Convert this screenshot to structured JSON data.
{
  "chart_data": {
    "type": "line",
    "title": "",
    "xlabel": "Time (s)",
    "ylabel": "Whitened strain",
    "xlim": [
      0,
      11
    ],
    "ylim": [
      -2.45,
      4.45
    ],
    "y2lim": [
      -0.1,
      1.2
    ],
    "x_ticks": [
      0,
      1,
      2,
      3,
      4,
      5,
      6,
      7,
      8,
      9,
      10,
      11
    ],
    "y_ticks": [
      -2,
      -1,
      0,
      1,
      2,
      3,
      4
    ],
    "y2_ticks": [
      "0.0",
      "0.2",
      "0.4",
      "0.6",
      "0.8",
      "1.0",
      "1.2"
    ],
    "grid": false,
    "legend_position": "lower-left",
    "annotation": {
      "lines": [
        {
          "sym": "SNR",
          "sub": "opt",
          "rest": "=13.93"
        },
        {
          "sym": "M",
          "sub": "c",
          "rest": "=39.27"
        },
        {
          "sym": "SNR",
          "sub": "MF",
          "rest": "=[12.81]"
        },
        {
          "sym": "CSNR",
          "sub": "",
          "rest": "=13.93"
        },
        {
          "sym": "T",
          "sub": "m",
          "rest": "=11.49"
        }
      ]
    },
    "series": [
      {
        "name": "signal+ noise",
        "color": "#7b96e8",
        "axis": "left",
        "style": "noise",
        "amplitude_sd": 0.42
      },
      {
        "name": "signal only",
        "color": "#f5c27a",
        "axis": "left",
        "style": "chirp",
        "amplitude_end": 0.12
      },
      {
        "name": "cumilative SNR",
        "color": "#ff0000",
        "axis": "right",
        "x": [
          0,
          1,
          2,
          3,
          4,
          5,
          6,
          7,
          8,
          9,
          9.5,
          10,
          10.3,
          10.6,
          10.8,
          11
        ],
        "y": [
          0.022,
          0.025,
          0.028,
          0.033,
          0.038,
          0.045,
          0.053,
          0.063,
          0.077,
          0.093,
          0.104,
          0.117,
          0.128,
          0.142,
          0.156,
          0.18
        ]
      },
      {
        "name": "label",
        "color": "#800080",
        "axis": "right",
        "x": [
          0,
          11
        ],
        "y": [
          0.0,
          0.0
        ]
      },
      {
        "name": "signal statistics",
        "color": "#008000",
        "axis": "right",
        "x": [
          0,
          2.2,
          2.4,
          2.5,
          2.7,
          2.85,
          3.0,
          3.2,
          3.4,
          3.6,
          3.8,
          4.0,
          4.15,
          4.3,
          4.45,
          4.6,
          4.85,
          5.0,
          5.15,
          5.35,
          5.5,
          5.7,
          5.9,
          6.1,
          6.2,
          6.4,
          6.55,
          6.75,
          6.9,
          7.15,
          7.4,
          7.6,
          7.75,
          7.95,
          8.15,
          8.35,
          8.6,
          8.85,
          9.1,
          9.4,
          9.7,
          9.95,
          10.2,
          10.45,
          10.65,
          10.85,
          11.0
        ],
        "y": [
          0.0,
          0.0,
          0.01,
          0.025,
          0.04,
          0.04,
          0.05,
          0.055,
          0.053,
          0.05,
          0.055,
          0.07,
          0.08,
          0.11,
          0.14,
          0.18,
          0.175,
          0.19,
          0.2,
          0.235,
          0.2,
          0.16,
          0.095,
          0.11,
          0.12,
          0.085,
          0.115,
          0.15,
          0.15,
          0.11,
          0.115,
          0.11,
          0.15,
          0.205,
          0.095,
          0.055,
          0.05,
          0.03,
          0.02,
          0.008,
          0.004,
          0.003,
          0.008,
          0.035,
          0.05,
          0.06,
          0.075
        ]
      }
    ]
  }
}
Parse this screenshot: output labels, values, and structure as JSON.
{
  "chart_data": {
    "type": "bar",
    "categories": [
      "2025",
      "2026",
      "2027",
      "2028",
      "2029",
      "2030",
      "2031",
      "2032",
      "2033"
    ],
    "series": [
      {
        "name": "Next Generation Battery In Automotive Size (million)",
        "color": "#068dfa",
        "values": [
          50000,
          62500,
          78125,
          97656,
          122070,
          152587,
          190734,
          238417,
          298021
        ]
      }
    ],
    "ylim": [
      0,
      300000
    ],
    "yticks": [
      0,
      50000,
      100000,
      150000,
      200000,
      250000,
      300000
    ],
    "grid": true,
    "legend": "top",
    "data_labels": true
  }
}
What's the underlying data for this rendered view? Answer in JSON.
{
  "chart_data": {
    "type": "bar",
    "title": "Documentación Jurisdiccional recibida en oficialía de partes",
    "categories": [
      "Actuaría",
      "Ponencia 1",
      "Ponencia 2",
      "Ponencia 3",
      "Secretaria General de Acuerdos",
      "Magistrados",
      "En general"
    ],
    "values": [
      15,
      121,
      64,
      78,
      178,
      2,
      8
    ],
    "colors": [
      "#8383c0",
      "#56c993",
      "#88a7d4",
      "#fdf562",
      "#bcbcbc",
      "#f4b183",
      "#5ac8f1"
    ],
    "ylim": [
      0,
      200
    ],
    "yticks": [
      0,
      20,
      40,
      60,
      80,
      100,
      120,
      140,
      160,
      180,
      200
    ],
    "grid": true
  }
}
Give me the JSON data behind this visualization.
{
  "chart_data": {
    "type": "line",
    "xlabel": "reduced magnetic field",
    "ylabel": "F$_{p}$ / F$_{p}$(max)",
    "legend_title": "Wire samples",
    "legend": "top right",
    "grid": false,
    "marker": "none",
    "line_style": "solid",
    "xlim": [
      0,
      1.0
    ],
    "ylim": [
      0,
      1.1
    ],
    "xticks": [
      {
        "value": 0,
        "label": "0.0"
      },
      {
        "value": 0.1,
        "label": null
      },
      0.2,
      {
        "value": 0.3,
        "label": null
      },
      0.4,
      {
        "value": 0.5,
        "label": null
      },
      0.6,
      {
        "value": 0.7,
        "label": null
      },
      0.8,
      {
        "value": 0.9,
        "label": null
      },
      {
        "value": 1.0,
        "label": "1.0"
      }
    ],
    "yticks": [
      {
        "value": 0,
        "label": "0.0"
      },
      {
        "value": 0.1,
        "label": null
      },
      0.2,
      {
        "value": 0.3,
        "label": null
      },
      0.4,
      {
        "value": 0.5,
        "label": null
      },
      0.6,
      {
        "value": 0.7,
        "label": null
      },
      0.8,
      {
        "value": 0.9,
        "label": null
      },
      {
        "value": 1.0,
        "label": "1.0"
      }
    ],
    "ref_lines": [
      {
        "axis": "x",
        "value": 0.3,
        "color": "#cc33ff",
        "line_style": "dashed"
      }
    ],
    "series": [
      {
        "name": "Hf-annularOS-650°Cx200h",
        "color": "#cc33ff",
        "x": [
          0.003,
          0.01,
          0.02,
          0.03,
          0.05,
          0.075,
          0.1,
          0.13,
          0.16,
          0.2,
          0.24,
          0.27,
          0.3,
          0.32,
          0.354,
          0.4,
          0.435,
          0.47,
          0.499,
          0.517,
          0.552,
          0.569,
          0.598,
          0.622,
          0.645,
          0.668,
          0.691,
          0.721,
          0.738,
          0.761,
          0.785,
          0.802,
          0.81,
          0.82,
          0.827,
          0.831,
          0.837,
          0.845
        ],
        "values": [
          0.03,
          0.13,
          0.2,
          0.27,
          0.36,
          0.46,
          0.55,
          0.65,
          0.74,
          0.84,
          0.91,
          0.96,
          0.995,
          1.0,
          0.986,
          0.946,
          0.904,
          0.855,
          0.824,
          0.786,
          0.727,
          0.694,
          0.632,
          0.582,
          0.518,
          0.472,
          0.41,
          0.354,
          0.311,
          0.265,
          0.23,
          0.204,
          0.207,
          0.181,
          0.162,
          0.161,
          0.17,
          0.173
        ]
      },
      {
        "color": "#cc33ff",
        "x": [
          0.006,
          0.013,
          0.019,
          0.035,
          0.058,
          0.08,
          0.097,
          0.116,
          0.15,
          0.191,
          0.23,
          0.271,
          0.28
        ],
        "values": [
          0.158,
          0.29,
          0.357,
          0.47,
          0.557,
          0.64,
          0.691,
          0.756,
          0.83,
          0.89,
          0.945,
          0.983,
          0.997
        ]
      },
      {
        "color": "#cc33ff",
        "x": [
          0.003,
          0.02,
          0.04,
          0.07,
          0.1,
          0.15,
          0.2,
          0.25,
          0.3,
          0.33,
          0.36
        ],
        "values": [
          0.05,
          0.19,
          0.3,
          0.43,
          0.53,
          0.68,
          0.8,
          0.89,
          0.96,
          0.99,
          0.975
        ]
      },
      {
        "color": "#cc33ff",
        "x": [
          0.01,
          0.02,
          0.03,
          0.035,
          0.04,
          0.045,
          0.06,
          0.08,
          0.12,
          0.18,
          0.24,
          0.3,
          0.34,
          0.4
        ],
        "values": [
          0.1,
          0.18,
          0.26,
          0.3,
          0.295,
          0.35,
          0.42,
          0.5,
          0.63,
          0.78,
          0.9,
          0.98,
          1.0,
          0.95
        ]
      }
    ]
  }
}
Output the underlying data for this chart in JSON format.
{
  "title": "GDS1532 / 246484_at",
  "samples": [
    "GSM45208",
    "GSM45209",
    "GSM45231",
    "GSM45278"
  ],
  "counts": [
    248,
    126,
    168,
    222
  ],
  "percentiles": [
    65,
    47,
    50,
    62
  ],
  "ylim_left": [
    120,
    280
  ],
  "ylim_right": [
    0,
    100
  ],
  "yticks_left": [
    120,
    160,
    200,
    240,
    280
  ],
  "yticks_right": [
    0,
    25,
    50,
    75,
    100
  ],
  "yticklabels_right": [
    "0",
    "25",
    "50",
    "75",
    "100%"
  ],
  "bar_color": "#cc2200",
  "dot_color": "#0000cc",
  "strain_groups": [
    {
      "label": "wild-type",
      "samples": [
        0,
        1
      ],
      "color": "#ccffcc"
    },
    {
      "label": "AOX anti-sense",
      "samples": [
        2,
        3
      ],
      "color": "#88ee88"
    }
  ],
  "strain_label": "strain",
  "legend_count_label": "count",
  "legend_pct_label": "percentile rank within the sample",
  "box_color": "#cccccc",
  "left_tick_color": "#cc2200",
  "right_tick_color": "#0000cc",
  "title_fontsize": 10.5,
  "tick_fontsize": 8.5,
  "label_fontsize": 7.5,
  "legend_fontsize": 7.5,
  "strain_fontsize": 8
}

****************************************

» **Work to be completed**:
Locate each line with the word "screenshot" and copy it.

» **Answer to the exercise**:
Convert this screenshot to structured JSON data.
Parse this screenshot: output labels, values, and structure as JSON.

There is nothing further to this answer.